YOUR TASK |
Return the records that follow, matching each one exactly.

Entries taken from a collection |
▼

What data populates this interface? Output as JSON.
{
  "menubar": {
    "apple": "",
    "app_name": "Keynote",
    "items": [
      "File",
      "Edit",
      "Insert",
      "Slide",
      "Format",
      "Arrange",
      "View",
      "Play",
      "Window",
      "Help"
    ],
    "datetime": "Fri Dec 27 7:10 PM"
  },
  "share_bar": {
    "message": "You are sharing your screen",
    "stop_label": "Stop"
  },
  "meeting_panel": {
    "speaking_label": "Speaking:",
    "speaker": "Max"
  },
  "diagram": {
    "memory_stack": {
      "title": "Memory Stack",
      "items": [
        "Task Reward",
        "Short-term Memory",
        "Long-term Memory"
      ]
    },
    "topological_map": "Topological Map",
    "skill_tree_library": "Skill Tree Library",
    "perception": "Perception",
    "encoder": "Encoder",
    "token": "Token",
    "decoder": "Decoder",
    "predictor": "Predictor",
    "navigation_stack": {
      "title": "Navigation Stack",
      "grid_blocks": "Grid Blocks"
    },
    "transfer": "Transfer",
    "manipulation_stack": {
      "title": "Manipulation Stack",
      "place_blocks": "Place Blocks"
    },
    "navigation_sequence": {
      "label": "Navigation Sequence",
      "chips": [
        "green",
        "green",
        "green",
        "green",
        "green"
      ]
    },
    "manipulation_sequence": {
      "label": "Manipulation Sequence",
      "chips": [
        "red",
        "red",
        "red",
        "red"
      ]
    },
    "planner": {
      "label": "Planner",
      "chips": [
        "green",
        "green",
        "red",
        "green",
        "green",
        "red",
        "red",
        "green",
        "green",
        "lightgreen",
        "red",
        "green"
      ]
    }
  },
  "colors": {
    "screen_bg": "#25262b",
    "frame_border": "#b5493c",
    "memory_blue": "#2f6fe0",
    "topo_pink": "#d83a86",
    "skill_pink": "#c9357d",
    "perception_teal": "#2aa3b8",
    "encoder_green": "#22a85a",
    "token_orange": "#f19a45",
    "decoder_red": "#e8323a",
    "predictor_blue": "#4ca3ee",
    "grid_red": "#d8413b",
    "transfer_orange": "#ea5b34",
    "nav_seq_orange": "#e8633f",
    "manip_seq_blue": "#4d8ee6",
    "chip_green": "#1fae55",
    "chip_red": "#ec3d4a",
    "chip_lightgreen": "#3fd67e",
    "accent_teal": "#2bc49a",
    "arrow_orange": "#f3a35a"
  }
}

▲

EXPECTED ANSWER |
What data populates this interface? Output as JSON.
{
  "menubar": {
    "apple": "",
    "app_name": "Keynote",
    "items": [
      "File",
      "Edit",
      "Insert",
      "Slide",
      "Format",
      "Arrange",
      "View",
      "Play",
      "Window",
      "Help"
    ],
    "datetime": "Fri Dec 27 7:10 PM"
  },
  "share_bar": {
    "message": "You are sharing your screen",
    "stop_label": "Stop"
  },
  "meeting_panel": {
    "speaking_label": "Speaking:",
    "speaker": "Max"
  },
  "diagram": {
    "memory_stack": {
      "title": "Memory Stack",
      "items": [
        "Task Reward",
        "Short-term Memory",
        "Long-term Memory"
      ]
    },
    "topological_map": "Topological Map",
    "skill_tree_library": "Skill Tree Library",
    "perception": "Perception",
    "encoder": "Encoder",
    "token": "Token",
    "decoder": "Decoder",
    "predictor": "Predictor",
    "navigation_stack": {
      "title": "Navigation Stack",
      "grid_blocks": "Grid Blocks"
    },
    "transfer": "Transfer",
    "manipulation_stack": {
      "title": "Manipulation Stack",
      "place_blocks": "Place Blocks"
    },
    "navigation_sequence": {
      "label": "Navigation Sequence",
      "chips": [
        "green",
        "green",
        "green",
        "green",
        "green"
      ]
    },
    "manipulation_sequence": {
      "label": "Manipulation Sequence",
      "chips": [
        "red",
        "red",
        "red",
        "red"
      ]
    },
    "planner": {
      "label": "Planner",
      "chips": [
        "green",
        "green",
        "red",
        "green",
        "green",
        "red",
        "red",
        "green",
        "green",
        "lightgreen",
        "red",
        "green"
      ]
    }
  },
  "colors": {
    "screen_bg": "#25262b",
    "frame_border": "#b5493c",
    "memory_blue": "#2f6fe0",
    "topo_pink": "#d83a86",
    "skill_pink": "#c9357d",
    "perception_teal": "#2aa3b8",
    "encoder_green": "#22a85a",
    "token_orange": "#f19a45",
    "decoder_red": "#e8323a",
    "predictor_blue": "#4ca3ee",
    "grid_red": "#d8413b",
    "transfer_orange": "#ea5b34",
    "nav_seq_orange": "#e8633f",
    "manip_seq_blue": "#4d8ee6",
    "chip_green": "#1fae55",
    "chip_red": "#ec3d4a",
    "chip_lightgreen": "#3fd67e",
    "accent_teal": "#2bc49a",
    "arrow_orange": "#f3a35a"
  }
}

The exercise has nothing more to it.